> Dataset records:

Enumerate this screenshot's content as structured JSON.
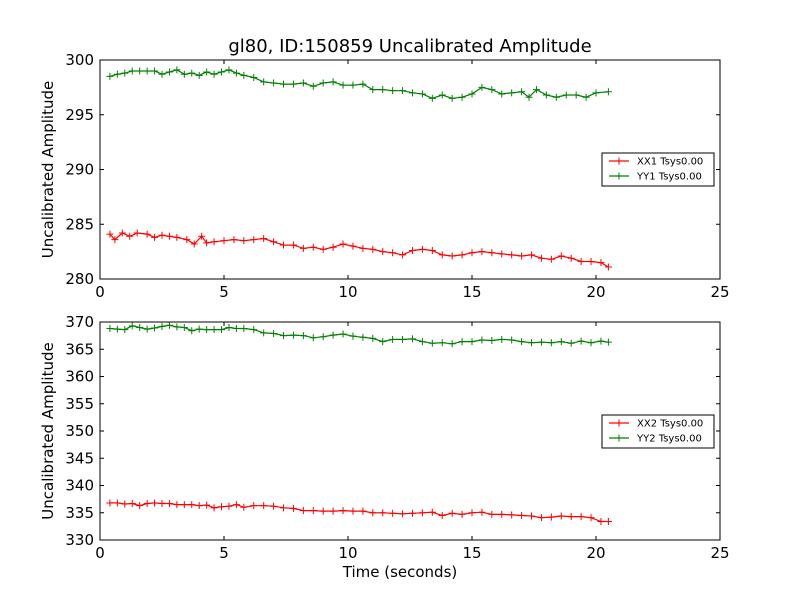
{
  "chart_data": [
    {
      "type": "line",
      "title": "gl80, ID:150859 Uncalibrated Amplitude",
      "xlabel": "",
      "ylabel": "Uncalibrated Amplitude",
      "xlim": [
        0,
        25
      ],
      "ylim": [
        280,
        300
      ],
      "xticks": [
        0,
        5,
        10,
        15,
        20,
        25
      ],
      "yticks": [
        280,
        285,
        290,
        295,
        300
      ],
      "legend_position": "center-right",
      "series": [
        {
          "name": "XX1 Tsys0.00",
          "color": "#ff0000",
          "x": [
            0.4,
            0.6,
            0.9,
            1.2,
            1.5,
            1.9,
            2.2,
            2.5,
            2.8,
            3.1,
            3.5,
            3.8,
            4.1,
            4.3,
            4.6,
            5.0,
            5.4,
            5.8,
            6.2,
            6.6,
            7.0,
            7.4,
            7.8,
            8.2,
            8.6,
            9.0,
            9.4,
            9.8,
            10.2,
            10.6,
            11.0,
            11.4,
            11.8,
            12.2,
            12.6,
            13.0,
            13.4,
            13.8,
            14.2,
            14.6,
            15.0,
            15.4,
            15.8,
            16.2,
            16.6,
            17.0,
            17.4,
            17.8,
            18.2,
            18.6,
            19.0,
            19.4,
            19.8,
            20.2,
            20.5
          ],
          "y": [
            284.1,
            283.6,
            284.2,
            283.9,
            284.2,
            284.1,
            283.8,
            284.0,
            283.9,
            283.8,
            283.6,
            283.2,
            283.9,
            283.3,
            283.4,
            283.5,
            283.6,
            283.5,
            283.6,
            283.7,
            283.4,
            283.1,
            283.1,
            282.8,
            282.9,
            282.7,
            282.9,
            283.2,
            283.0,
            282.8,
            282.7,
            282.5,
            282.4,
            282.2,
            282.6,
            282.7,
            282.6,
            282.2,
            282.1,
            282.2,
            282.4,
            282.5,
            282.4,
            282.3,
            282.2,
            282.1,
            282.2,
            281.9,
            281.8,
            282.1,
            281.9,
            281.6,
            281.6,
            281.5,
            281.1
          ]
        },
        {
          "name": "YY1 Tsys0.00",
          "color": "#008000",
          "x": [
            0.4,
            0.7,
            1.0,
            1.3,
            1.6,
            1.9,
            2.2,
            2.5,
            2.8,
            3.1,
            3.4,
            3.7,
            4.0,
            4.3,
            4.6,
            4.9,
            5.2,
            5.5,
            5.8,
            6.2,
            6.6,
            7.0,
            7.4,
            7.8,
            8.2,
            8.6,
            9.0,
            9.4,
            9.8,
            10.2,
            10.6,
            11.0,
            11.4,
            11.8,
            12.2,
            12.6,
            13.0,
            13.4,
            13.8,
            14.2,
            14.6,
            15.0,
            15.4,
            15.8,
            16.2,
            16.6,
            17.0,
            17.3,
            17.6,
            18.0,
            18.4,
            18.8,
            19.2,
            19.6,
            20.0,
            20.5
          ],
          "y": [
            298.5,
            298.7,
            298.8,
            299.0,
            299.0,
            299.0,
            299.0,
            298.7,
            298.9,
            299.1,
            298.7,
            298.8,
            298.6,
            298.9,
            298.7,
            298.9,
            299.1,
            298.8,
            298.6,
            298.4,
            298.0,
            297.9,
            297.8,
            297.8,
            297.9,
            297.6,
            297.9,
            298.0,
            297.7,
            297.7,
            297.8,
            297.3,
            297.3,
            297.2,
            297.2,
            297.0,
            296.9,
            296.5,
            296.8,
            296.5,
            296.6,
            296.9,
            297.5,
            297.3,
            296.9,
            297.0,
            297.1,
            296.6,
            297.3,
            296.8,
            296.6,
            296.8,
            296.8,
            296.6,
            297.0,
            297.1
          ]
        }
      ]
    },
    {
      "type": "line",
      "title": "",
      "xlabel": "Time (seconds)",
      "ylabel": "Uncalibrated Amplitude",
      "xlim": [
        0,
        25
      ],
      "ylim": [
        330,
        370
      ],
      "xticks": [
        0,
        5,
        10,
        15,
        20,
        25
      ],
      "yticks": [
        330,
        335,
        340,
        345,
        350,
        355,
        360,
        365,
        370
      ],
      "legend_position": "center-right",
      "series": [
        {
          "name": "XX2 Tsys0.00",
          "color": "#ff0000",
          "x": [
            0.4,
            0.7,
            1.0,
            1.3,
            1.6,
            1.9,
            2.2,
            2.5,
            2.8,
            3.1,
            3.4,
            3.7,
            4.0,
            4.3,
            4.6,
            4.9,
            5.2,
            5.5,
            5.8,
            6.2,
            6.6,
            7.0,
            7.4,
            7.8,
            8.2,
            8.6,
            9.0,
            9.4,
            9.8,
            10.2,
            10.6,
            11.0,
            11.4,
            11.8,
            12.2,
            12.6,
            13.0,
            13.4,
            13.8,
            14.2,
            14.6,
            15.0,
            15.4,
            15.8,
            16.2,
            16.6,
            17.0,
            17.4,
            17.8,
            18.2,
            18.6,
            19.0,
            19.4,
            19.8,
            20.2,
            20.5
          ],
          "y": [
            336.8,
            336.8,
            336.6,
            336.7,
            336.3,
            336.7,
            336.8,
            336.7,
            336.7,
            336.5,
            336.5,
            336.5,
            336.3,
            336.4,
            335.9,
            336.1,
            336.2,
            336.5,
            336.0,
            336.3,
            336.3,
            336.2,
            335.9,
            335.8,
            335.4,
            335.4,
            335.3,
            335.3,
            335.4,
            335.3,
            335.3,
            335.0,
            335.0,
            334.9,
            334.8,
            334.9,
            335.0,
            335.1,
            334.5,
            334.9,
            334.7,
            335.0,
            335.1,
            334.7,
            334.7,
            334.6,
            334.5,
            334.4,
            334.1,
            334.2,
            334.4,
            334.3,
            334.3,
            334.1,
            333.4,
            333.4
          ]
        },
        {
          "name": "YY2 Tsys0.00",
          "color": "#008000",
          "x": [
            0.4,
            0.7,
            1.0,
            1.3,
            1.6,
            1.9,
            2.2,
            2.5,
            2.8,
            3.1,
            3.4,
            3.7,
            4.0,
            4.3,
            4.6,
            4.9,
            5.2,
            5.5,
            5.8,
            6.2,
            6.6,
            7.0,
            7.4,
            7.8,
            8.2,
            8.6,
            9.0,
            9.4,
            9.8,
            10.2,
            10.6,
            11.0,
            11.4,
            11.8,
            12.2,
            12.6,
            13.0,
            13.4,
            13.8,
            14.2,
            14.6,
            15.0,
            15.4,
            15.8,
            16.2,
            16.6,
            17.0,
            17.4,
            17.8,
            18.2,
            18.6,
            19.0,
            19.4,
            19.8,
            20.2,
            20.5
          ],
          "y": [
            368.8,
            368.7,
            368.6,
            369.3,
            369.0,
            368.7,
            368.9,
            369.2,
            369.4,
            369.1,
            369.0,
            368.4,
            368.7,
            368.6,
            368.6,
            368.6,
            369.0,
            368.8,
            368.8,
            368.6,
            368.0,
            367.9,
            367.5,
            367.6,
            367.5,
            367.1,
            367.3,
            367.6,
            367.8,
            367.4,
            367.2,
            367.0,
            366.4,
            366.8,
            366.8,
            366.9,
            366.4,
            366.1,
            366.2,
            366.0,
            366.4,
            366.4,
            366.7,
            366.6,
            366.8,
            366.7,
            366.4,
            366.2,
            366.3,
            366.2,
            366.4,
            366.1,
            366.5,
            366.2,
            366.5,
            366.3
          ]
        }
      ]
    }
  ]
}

> Prompt:
Copy out every line where the word "title" occurs.

> Exercise answer:
      "title": "gl80, ID:150859 Uncalibrated Amplitude",
      "title": "",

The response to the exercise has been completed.